Copy all the material below, exactly as it stands.

◆ ◆ ◆

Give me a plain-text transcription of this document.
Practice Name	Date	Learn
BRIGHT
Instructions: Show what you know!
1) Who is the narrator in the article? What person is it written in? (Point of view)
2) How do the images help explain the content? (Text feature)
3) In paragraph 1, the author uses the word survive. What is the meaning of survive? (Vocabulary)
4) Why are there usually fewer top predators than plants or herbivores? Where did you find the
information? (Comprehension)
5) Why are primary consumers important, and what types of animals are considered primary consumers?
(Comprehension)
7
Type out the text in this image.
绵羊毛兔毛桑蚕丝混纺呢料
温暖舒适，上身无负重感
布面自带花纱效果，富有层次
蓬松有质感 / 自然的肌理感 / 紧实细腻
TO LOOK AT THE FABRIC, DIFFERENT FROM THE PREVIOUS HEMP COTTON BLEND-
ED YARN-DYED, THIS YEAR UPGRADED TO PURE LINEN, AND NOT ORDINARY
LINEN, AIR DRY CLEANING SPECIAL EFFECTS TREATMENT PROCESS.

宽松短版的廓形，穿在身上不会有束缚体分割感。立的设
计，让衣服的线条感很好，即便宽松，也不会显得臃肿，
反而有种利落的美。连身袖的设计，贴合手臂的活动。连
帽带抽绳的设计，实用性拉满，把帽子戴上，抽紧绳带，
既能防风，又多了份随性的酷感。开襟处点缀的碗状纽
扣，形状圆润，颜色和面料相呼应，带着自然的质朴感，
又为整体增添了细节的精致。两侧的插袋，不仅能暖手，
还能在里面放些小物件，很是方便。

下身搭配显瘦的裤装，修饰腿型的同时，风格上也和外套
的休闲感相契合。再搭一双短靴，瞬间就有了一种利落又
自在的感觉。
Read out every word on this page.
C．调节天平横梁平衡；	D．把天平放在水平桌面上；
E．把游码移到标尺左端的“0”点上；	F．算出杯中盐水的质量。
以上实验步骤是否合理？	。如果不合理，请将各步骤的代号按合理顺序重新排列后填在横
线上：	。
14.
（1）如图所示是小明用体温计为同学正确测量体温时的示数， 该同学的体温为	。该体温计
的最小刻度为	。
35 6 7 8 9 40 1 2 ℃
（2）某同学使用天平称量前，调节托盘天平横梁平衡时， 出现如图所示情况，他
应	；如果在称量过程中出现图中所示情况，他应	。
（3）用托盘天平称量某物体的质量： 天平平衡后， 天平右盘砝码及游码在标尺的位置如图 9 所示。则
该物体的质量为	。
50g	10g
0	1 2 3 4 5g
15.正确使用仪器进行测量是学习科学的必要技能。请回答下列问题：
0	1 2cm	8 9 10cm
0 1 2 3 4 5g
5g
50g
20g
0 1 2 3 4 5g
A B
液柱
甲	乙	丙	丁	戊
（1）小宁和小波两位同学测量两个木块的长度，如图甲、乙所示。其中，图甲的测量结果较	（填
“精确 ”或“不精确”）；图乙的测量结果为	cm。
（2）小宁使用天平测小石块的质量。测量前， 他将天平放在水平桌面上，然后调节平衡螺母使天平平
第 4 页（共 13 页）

◆ ◆ ◆

→ **Answer to this task**:
Give me a plain-text transcription of this document.
Practice Name	Date	Learn
BRIGHT
Instructions: Show what you know!
1) Who is the narrator in the article? What person is it written in? (Point of view)
2) How do the images help explain the content? (Text feature)
3) In paragraph 1, the author uses the word survive. What is the meaning of survive? (Vocabulary)
4) Why are there usually fewer top predators than plants or herbivores? Where did you find the
information? (Comprehension)
5) Why are primary consumers important, and what types of animals are considered primary consumers?
(Comprehension)
7
Type out the text in this image.
绵羊毛兔毛桑蚕丝混纺呢料
温暖舒适，上身无负重感
布面自带花纱效果，富有层次
蓬松有质感 / 自然的肌理感 / 紧实细腻
TO LOOK AT THE FABRIC, DIFFERENT FROM THE PREVIOUS HEMP COTTON BLEND-
ED YARN-DYED, THIS YEAR UPGRADED TO PURE LINEN, AND NOT ORDINARY
LINEN, AIR DRY CLEANING SPECIAL EFFECTS TREATMENT PROCESS.

宽松短版的廓形，穿在身上不会有束缚体分割感。立的设
计，让衣服的线条感很好，即便宽松，也不会显得臃肿，
反而有种利落的美。连身袖的设计，贴合手臂的活动。连
帽带抽绳的设计，实用性拉满，把帽子戴上，抽紧绳带，
既能防风，又多了份随性的酷感。开襟处点缀的碗状纽
扣，形状圆润，颜色和面料相呼应，带着自然的质朴感，
又为整体增添了细节的精致。两侧的插袋，不仅能暖手，
还能在里面放些小物件，很是方便。

下身搭配显瘦的裤装，修饰腿型的同时，风格上也和外套
的休闲感相契合。再搭一双短靴，瞬间就有了一种利落又
自在的感觉。
Read out every word on this page.
C．调节天平横梁平衡；	D．把天平放在水平桌面上；
E．把游码移到标尺左端的“0”点上；	F．算出杯中盐水的质量。
以上实验步骤是否合理？	。如果不合理，请将各步骤的代号按合理顺序重新排列后填在横
线上：	。
14.
（1）如图所示是小明用体温计为同学正确测量体温时的示数， 该同学的体温为	。该体温计
的最小刻度为	。
35 6 7 8 9 40 1 2 ℃
（2）某同学使用天平称量前，调节托盘天平横梁平衡时， 出现如图所示情况，他
应	；如果在称量过程中出现图中所示情况，他应	。
（3）用托盘天平称量某物体的质量： 天平平衡后， 天平右盘砝码及游码在标尺的位置如图 9 所示。则
该物体的质量为	。
50g	10g
0	1 2 3 4 5g
15.正确使用仪器进行测量是学习科学的必要技能。请回答下列问题：
0	1 2cm	8 9 10cm
0 1 2 3 4 5g
5g
50g
20g
0 1 2 3 4 5g
A B
液柱
甲	乙	丙	丁	戊
（1）小宁和小波两位同学测量两个木块的长度，如图甲、乙所示。其中，图甲的测量结果较	（填
“精确 ”或“不精确”）；图乙的测量结果为	cm。
（2）小宁使用天平测小石块的质量。测量前， 他将天平放在水平桌面上，然后调节平衡螺母使天平平
第 4 页（共 13 页）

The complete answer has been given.